> **AIM**:
Check every line of the entries for "ΑΤΤΙΚΗΣ", and copy the lines that hold it.

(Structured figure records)
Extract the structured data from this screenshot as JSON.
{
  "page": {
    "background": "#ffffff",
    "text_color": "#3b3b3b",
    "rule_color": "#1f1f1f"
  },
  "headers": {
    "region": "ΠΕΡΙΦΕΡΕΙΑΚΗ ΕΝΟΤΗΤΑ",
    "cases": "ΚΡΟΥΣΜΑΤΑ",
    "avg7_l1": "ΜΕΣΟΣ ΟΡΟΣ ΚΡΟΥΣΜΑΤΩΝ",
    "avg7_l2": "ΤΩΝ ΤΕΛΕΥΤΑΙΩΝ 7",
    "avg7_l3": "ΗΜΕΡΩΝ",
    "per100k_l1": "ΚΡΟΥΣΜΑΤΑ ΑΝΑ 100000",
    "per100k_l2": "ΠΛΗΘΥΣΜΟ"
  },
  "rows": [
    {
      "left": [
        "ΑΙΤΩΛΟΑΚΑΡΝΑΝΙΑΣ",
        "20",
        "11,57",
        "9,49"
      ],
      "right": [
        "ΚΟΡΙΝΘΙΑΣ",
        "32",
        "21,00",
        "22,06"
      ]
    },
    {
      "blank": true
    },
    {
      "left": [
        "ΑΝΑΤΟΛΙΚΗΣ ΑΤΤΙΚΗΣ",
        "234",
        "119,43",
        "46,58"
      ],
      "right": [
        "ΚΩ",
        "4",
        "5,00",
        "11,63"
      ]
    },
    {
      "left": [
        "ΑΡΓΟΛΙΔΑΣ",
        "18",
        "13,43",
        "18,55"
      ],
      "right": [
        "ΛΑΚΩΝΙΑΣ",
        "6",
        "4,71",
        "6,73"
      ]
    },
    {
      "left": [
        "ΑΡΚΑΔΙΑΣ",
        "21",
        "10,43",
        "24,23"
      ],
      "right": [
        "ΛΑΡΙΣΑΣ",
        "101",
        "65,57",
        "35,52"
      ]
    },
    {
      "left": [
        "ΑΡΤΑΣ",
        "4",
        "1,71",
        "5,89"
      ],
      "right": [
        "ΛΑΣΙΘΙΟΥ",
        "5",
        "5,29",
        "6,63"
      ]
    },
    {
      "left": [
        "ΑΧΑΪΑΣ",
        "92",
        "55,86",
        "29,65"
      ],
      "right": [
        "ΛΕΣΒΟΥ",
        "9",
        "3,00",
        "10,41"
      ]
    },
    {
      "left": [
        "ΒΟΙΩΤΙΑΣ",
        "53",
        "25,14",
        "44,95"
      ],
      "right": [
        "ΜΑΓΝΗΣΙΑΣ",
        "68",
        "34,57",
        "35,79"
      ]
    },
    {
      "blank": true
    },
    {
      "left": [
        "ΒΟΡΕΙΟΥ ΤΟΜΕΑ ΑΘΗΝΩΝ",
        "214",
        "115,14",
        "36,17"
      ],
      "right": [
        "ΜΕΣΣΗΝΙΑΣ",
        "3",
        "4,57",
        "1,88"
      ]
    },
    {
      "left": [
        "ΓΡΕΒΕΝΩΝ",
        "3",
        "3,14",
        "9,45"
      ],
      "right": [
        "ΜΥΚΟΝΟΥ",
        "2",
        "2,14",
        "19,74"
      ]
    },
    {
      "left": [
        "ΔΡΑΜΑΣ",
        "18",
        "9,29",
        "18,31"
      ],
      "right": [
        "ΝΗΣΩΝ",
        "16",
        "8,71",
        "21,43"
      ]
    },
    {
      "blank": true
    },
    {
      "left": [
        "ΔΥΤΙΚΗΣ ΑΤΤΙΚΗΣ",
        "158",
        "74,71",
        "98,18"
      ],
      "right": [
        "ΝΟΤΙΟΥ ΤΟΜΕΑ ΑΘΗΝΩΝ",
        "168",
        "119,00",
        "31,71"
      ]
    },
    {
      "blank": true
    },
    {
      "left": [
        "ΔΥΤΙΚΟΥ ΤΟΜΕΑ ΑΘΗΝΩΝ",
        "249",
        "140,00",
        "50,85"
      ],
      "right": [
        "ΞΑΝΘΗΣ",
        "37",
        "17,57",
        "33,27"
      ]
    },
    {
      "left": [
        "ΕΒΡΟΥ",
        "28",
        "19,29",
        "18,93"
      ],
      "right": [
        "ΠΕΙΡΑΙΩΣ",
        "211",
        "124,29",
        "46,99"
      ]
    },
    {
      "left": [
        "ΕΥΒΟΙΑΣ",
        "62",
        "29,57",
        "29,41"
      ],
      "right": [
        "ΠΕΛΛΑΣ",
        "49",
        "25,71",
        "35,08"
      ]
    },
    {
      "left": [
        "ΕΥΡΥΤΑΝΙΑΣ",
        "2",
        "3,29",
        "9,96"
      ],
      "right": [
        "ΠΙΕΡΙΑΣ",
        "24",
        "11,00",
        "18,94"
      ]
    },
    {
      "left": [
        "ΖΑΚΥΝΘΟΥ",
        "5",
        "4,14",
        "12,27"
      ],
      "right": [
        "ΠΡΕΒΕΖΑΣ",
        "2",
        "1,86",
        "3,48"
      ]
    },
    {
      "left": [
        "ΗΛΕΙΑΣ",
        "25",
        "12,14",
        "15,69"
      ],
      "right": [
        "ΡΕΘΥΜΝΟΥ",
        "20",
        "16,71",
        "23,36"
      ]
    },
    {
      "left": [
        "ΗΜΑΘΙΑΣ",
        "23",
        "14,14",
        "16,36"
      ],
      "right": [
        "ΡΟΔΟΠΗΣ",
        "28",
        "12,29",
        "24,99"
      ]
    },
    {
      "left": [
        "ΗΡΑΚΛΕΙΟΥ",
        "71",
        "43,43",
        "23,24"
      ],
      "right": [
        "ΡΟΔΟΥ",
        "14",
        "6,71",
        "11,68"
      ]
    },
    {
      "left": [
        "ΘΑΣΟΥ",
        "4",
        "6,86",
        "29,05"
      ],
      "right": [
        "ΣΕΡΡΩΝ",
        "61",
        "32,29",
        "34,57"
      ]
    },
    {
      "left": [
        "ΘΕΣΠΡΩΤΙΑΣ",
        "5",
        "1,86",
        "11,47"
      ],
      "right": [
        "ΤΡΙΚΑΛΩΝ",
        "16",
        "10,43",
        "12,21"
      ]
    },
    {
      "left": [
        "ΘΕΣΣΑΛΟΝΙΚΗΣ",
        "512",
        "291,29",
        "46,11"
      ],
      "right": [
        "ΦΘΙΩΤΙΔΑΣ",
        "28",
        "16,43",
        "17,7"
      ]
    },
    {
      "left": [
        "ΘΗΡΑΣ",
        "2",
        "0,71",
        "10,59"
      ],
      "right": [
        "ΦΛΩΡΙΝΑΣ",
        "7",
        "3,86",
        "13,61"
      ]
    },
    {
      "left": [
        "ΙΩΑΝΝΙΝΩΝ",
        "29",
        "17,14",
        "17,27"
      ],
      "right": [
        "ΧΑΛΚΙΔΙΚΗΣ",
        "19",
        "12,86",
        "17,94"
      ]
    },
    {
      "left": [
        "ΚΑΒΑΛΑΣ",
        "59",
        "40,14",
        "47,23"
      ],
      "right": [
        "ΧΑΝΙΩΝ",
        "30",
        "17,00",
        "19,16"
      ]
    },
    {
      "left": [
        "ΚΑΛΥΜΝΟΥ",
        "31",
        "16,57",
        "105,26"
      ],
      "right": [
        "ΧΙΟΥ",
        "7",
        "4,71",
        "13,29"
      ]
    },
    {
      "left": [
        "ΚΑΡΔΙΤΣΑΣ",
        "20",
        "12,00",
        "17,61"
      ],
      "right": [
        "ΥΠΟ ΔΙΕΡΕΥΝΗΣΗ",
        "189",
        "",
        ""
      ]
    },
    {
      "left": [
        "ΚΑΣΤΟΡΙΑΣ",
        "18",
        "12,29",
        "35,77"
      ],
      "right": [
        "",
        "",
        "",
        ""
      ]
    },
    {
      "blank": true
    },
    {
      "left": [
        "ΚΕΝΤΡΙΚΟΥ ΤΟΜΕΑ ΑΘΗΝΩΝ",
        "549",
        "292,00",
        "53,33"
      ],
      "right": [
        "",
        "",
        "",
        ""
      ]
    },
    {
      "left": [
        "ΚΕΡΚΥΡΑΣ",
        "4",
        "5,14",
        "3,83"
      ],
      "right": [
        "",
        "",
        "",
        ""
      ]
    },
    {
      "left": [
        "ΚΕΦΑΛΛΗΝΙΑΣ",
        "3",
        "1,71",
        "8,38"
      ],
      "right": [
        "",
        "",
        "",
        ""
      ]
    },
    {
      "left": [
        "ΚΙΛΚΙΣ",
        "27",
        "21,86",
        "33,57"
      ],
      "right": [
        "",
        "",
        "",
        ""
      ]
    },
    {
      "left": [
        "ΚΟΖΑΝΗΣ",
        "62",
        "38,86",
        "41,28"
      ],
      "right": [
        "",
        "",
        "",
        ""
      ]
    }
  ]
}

> **EXERCISE SOLUTION**:
        "ΑΝΑΤΟΛΙΚΗΣ ΑΤΤΙΚΗΣ",
        "ΔΥΤΙΚΗΣ ΑΤΤΙΚΗΣ",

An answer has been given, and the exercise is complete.